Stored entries

----------

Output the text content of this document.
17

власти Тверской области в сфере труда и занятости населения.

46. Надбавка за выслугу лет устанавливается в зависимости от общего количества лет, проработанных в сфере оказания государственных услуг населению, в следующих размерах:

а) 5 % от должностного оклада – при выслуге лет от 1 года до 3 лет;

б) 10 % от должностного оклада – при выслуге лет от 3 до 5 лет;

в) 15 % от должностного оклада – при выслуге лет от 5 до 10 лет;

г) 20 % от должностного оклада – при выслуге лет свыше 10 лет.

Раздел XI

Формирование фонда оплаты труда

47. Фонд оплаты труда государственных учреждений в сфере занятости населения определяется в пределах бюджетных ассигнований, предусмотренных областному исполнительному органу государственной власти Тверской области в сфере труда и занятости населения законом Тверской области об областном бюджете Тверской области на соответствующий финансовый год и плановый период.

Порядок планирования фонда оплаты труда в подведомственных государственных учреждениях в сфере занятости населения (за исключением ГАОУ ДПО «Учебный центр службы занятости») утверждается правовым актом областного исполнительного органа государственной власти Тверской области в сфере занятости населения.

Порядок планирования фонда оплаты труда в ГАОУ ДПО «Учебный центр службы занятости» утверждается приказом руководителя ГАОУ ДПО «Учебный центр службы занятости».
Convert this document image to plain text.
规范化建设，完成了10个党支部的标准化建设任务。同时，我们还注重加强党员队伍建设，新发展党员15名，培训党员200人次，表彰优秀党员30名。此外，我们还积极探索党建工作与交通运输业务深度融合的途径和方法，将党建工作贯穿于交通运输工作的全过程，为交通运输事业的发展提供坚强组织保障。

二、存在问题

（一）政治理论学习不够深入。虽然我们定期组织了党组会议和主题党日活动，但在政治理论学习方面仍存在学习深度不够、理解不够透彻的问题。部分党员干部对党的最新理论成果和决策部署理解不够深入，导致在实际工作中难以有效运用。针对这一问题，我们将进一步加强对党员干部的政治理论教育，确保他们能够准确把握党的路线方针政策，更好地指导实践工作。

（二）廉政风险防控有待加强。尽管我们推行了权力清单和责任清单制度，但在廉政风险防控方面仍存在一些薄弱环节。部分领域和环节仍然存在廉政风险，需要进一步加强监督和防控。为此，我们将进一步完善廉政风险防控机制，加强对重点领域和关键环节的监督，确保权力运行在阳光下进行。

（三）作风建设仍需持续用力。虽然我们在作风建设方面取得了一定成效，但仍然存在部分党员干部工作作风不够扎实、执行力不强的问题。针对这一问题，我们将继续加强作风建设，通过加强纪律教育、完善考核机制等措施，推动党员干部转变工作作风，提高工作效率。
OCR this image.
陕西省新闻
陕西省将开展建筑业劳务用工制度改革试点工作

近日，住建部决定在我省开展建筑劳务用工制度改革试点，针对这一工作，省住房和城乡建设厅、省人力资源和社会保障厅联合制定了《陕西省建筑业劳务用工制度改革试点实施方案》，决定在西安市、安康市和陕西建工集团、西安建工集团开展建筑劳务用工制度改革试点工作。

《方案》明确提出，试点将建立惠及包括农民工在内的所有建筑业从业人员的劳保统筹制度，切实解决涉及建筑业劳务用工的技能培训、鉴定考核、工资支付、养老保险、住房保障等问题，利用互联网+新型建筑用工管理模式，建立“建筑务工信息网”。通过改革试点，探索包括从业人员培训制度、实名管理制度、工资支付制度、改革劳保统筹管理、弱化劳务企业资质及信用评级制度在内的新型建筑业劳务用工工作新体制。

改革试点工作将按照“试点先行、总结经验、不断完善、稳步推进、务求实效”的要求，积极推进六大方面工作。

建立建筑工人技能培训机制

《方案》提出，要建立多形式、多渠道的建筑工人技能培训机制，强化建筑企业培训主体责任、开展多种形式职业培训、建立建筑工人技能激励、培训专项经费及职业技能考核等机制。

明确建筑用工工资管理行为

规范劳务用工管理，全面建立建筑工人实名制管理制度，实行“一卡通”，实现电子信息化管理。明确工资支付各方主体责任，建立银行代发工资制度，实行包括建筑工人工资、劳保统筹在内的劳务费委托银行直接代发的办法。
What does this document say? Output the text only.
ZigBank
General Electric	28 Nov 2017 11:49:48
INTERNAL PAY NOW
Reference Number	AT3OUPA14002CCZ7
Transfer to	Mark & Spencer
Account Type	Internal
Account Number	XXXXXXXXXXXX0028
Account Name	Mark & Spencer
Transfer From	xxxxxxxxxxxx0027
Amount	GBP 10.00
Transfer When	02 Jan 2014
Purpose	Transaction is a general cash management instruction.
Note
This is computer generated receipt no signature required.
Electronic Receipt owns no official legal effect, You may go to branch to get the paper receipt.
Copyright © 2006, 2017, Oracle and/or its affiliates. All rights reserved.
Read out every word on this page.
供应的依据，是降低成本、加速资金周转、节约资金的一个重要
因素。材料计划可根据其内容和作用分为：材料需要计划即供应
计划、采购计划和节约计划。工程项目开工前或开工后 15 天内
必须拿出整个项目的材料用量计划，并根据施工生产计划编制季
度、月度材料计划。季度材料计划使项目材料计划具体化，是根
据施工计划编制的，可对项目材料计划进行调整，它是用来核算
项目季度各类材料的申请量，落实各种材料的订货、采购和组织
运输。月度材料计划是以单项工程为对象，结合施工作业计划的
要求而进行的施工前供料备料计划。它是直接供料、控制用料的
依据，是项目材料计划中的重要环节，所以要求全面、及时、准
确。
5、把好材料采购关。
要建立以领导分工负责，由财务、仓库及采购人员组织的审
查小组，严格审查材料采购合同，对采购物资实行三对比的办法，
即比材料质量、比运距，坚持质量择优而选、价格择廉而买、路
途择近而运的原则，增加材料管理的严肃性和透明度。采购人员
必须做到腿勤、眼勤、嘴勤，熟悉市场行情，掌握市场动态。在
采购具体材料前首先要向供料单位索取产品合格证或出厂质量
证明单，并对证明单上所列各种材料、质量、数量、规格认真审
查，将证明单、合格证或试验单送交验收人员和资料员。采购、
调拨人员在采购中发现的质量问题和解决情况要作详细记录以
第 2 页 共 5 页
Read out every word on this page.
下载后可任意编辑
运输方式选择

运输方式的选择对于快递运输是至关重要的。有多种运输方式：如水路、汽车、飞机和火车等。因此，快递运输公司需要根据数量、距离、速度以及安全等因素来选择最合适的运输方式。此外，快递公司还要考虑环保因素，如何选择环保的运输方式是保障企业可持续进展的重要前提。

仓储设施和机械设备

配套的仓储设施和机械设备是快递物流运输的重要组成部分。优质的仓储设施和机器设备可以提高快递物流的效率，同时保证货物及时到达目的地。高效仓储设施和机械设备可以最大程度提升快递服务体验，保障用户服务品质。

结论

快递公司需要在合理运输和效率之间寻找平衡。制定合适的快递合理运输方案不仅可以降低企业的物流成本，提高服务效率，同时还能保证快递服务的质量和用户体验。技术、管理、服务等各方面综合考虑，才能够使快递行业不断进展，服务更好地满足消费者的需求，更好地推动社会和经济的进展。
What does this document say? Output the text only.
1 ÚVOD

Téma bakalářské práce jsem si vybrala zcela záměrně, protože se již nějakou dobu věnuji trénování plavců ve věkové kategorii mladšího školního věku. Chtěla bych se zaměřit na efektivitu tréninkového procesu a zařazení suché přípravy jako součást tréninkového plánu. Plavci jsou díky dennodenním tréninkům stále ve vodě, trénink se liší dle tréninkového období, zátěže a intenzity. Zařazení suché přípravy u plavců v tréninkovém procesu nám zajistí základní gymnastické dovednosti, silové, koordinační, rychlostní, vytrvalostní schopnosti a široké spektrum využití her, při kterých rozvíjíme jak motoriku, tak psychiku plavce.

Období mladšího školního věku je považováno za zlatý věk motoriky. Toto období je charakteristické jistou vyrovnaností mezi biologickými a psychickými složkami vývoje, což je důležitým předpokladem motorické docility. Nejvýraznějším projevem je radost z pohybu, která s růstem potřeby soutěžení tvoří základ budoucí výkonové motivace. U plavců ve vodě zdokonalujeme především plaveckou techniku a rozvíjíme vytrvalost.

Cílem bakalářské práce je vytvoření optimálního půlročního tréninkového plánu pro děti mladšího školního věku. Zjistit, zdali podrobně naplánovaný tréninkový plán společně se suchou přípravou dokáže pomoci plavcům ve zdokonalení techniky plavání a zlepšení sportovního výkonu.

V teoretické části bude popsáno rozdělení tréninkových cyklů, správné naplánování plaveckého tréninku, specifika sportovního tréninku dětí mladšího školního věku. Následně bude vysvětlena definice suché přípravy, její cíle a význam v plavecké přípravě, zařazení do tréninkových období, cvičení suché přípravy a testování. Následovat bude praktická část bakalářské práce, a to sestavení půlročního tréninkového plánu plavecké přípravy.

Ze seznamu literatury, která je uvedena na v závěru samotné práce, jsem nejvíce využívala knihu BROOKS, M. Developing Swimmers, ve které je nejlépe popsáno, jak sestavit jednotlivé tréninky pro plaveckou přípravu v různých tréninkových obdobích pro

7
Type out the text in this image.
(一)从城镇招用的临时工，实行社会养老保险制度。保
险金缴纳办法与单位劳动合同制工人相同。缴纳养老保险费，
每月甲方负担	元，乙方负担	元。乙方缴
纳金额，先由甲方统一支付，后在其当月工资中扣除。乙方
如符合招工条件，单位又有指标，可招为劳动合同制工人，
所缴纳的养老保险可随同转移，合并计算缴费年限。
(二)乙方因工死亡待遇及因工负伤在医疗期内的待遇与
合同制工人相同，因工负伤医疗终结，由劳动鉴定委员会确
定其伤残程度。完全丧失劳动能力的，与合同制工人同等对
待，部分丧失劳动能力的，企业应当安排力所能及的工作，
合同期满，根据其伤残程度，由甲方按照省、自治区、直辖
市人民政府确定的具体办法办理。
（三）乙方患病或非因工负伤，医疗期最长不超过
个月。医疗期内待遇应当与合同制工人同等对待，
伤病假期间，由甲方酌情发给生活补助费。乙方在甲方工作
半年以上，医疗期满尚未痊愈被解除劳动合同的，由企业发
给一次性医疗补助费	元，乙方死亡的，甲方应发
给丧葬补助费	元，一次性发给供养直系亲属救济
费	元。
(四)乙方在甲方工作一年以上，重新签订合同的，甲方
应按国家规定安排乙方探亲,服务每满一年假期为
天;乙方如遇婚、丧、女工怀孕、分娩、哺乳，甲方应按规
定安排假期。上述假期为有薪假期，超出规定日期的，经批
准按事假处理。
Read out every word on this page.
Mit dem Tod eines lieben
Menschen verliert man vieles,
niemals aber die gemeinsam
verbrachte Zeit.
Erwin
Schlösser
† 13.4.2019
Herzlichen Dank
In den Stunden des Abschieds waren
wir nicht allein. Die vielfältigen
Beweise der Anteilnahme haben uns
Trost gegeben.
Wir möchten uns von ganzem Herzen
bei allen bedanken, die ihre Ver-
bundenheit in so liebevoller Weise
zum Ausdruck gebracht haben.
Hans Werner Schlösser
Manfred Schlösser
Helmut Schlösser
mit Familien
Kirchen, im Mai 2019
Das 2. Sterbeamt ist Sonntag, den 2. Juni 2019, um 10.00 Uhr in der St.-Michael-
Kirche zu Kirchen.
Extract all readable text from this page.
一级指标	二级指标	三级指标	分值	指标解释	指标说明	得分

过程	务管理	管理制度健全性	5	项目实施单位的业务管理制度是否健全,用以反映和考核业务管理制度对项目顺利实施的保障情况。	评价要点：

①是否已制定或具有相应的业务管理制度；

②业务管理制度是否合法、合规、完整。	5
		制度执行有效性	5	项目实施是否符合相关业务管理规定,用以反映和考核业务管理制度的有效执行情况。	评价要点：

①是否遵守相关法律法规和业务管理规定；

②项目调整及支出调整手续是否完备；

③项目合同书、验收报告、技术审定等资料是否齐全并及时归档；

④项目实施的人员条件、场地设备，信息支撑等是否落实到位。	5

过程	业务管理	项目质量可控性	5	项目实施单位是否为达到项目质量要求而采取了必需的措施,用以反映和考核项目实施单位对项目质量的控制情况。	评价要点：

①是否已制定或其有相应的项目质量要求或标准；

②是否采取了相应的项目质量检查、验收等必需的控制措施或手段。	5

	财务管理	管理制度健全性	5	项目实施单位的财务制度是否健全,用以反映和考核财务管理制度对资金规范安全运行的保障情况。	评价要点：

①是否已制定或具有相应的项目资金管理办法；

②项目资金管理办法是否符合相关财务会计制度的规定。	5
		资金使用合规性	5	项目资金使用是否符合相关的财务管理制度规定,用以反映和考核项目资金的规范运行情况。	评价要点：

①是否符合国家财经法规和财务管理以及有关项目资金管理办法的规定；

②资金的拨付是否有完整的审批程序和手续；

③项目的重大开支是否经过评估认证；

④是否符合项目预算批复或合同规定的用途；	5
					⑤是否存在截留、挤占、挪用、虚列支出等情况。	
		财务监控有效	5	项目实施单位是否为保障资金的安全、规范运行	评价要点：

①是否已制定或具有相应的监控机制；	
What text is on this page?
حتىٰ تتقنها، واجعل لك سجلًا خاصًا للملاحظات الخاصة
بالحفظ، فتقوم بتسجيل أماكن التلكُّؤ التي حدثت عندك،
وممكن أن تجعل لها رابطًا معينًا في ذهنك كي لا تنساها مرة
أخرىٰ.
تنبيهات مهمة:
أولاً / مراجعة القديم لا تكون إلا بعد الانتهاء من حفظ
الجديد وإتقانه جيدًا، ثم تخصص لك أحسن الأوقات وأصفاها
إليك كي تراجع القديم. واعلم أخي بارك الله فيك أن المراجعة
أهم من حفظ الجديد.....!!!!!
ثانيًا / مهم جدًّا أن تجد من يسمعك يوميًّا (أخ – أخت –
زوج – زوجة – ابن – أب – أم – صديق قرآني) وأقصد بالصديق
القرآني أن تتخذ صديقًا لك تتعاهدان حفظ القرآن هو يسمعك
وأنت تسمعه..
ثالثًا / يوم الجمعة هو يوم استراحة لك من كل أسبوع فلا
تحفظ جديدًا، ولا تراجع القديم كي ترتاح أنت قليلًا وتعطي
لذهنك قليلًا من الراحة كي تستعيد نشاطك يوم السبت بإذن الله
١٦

----------

» PROBLEM DESCRIPTION
Extract all lines that hold the word "haben".

» TASK SOLUTION
Beweise der Anteilnahme haben uns
zum Ausdruck gebracht haben.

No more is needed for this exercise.